*Exercise instructions*
Copy out all lines carrying the word "panel".

*Dataset*
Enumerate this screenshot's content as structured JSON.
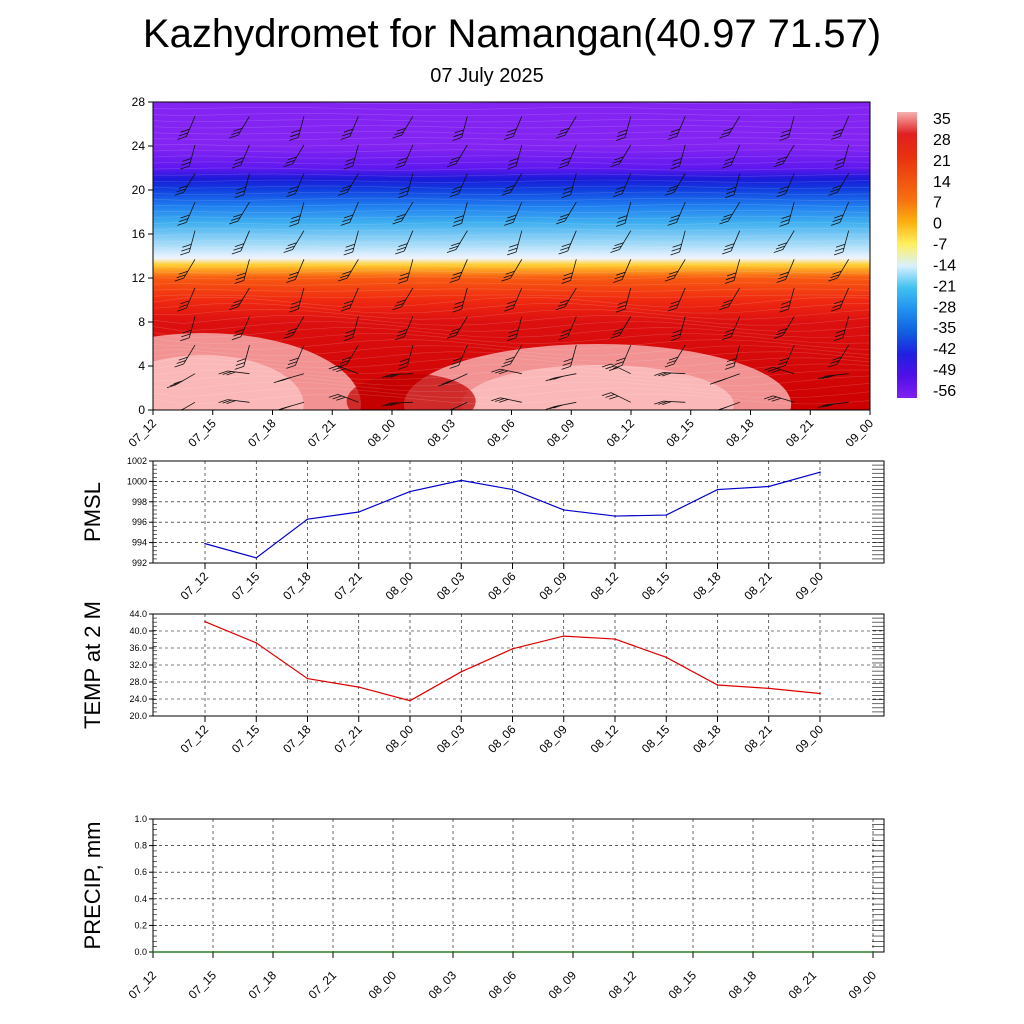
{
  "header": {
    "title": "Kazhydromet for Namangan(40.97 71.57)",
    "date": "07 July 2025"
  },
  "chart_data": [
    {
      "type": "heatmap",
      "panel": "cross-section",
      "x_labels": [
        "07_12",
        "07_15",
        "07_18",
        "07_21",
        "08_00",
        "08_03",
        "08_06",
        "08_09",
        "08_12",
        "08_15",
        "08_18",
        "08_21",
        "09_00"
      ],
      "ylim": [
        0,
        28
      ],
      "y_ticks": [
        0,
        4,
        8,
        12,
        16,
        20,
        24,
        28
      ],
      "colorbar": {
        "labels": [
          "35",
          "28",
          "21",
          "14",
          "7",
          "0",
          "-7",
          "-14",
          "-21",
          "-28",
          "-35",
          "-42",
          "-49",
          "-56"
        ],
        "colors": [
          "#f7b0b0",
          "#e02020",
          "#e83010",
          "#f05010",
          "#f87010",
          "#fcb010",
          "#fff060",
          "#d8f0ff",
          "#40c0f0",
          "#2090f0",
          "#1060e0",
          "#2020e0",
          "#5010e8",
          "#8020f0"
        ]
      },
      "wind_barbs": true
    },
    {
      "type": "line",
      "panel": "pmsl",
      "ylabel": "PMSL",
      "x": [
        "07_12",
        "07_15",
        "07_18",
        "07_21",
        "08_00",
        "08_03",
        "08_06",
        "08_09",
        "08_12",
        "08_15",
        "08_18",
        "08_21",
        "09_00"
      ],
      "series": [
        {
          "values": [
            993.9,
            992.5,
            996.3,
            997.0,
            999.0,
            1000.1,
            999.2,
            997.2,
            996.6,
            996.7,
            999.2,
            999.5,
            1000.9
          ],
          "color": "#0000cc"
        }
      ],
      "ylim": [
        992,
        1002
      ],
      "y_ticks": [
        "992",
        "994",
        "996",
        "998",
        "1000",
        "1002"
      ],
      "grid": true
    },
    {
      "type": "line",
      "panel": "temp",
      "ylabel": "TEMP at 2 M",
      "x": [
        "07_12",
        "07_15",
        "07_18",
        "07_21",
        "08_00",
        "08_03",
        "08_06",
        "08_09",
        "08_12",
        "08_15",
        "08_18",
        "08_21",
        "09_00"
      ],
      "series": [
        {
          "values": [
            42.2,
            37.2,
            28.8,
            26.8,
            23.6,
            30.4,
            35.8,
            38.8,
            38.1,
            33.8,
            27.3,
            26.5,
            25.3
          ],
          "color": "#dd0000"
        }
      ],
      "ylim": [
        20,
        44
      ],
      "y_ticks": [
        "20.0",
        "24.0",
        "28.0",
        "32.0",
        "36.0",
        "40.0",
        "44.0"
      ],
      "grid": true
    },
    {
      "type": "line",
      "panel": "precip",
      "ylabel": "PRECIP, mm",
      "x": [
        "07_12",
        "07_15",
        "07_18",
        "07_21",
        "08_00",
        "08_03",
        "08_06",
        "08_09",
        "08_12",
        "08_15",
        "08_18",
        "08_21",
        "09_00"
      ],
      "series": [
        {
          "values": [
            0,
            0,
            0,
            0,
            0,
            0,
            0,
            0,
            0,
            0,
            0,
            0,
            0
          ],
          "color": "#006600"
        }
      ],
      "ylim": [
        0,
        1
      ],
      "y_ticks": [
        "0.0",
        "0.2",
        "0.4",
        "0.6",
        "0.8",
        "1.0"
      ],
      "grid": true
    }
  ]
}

==

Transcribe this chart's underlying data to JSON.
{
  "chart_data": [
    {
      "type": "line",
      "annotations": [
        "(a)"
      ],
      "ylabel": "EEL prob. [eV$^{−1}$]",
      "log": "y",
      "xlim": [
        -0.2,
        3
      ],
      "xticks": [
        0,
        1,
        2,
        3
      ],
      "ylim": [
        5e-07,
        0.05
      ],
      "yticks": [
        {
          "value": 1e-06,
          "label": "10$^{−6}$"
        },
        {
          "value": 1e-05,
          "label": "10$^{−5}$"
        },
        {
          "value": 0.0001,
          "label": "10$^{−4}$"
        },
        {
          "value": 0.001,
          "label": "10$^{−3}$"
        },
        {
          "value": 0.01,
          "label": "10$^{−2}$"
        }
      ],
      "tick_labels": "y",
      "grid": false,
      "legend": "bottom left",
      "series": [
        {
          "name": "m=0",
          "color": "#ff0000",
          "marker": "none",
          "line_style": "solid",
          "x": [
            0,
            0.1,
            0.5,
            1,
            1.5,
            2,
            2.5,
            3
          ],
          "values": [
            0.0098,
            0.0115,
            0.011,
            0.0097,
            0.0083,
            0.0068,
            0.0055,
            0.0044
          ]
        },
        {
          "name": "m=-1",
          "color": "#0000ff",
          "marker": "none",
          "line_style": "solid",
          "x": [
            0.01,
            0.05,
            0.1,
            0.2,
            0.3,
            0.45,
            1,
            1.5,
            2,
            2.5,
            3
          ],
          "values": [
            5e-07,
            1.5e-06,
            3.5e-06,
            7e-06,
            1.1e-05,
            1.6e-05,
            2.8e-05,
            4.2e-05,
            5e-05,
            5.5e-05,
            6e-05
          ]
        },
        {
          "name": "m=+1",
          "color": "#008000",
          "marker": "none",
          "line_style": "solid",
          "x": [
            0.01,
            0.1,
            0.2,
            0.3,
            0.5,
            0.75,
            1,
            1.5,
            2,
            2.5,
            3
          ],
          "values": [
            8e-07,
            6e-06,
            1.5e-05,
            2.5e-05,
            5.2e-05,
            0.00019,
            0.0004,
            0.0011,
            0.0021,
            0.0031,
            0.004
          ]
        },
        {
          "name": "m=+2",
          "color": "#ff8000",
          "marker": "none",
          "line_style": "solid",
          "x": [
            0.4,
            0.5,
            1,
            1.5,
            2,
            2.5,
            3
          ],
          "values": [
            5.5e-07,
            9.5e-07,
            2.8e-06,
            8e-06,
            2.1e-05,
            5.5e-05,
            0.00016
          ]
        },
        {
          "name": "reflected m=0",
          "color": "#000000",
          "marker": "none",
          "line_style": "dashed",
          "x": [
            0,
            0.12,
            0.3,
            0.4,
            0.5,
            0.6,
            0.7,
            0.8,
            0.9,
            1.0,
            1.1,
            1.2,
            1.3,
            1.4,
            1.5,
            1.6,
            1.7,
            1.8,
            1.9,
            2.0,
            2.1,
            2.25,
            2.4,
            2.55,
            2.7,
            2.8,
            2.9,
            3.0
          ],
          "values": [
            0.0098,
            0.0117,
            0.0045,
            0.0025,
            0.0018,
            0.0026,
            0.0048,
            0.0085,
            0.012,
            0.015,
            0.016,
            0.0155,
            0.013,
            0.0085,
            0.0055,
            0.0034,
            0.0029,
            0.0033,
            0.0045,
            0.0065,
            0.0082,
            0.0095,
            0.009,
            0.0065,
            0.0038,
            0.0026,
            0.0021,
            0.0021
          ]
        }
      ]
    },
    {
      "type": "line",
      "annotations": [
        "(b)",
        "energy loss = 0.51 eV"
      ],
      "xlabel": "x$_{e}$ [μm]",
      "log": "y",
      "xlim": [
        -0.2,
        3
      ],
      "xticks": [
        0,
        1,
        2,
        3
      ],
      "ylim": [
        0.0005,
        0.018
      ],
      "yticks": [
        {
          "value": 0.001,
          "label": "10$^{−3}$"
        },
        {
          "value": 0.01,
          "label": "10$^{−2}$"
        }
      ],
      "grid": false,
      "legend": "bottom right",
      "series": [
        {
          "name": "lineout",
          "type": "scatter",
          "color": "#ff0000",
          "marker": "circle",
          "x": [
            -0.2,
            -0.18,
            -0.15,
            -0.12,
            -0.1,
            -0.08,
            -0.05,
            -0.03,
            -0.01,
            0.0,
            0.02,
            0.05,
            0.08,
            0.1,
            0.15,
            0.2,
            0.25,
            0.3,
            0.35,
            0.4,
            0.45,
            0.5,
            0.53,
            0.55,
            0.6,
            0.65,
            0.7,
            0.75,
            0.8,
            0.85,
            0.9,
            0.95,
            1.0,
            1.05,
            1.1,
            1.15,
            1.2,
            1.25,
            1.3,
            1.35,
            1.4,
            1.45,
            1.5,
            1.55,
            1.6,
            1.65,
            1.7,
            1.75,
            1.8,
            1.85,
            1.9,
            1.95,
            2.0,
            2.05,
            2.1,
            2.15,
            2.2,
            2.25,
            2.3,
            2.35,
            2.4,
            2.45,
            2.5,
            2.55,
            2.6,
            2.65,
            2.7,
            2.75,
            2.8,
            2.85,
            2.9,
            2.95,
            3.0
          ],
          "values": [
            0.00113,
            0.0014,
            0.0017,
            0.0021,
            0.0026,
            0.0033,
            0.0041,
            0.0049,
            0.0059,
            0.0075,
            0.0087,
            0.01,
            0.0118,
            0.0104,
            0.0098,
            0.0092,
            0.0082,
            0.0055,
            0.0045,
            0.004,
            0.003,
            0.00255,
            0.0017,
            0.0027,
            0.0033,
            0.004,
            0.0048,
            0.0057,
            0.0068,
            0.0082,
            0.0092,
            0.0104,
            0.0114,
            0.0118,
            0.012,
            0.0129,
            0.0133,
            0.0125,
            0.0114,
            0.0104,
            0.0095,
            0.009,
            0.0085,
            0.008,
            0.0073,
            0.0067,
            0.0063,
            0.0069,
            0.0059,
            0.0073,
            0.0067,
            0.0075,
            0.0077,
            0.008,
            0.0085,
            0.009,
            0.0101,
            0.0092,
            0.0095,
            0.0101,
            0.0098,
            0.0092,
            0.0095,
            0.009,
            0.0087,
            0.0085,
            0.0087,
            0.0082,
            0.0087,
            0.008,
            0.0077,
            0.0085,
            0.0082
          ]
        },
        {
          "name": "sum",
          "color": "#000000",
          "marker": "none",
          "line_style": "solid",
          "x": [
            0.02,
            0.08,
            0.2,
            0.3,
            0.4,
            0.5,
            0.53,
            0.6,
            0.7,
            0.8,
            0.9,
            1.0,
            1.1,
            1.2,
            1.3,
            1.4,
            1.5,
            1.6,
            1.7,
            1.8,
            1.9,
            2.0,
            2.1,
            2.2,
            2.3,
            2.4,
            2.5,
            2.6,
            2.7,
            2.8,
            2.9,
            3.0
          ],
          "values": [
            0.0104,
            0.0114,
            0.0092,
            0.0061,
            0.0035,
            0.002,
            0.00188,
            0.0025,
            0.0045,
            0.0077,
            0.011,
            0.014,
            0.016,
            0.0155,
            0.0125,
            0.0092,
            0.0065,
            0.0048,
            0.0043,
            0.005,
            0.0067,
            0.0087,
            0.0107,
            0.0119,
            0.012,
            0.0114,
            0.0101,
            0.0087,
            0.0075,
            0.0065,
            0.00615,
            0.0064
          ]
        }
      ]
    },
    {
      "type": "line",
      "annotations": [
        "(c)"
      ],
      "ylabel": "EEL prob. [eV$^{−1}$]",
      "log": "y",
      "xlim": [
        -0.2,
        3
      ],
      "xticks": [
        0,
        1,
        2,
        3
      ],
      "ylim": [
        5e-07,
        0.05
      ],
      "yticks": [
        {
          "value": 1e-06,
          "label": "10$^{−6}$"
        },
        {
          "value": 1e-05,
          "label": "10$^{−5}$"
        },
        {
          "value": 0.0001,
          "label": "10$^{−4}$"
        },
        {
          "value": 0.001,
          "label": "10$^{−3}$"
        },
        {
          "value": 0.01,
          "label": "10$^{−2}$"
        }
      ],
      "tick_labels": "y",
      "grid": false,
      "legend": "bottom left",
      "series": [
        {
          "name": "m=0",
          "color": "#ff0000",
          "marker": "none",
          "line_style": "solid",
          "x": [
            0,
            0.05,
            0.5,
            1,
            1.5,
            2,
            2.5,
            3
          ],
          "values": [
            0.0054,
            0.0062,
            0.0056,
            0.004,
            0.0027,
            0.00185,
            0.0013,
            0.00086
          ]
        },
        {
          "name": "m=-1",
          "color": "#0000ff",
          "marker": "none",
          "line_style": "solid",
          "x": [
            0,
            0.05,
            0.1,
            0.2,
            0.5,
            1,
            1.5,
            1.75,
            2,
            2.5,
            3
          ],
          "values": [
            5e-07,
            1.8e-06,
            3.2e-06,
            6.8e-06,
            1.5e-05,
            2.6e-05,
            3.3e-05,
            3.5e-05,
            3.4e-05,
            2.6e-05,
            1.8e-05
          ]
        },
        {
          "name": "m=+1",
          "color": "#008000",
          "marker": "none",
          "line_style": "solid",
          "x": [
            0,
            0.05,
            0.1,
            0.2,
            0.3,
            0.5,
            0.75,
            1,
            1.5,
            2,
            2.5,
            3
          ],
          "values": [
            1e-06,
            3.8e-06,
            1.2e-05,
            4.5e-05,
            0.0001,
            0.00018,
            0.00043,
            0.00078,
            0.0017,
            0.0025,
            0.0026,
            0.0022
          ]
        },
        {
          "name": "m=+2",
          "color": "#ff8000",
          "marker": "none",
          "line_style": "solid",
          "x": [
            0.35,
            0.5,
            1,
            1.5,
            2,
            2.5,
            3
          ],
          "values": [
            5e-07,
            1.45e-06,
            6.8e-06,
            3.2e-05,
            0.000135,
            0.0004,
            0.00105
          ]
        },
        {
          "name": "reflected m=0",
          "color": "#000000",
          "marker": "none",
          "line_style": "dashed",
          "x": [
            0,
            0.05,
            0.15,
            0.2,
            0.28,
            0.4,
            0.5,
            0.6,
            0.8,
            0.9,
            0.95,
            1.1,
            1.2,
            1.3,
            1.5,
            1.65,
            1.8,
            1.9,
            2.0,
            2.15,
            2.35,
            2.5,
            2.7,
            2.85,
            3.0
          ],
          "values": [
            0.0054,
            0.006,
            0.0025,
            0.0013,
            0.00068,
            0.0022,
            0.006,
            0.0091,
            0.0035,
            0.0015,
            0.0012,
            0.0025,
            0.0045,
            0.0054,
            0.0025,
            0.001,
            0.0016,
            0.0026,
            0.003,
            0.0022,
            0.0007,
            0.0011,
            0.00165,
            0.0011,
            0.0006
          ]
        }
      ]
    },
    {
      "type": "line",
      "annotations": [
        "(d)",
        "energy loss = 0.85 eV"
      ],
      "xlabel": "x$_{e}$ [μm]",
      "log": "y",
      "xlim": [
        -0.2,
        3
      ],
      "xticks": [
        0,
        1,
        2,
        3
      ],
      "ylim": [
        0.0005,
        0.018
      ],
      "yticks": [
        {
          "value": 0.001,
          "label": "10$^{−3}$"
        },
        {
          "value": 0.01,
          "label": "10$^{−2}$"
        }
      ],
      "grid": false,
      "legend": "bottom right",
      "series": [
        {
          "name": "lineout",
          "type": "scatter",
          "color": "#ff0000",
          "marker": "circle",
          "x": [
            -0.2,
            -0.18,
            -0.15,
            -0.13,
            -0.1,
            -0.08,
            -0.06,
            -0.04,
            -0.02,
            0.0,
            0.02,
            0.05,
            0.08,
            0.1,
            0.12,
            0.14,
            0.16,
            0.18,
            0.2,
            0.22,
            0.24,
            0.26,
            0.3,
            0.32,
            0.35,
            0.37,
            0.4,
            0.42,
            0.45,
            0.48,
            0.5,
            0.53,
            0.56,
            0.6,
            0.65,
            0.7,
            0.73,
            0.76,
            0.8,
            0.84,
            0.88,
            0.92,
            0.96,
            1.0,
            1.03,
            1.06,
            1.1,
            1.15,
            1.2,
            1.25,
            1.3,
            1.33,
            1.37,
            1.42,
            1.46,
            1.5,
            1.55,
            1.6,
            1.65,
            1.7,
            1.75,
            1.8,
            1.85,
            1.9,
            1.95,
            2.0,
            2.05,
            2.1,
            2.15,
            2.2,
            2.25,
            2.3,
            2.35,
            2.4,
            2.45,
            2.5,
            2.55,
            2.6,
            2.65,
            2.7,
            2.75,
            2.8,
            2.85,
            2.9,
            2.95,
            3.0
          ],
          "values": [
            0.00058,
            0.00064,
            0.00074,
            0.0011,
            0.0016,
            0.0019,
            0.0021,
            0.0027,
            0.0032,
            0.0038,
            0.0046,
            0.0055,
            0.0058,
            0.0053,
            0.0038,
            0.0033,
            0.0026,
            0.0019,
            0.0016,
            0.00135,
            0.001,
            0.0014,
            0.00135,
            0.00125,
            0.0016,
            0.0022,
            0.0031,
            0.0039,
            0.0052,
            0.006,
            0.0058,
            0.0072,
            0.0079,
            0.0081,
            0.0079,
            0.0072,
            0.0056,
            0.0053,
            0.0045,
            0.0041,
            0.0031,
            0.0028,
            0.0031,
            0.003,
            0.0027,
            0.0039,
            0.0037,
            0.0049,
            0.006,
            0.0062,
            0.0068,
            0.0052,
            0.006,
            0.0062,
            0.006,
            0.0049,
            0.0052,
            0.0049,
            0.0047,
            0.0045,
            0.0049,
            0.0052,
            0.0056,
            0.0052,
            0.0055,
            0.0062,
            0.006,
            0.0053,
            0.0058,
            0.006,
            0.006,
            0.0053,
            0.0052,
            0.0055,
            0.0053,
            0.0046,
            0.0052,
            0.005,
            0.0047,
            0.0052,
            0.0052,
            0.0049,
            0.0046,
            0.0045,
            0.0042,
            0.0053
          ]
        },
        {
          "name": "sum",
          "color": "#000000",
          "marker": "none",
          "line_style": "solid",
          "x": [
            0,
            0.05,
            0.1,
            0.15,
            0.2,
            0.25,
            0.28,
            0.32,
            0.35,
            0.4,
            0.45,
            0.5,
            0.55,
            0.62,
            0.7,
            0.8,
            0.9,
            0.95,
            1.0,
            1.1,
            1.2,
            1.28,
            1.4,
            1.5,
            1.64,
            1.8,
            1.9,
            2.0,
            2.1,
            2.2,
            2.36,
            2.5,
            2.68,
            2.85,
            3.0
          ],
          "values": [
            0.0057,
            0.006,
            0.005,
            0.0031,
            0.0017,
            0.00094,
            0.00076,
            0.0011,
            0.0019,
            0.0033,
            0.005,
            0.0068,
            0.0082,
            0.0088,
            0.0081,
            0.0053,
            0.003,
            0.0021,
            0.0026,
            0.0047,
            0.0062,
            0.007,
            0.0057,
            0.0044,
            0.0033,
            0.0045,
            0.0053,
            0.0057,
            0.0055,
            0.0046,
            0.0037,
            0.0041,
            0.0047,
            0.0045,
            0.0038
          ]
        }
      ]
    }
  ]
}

*Worked answer*
      "panel": "cross-section",
      "panel": "pmsl",
      "panel": "temp",
      "panel": "precip",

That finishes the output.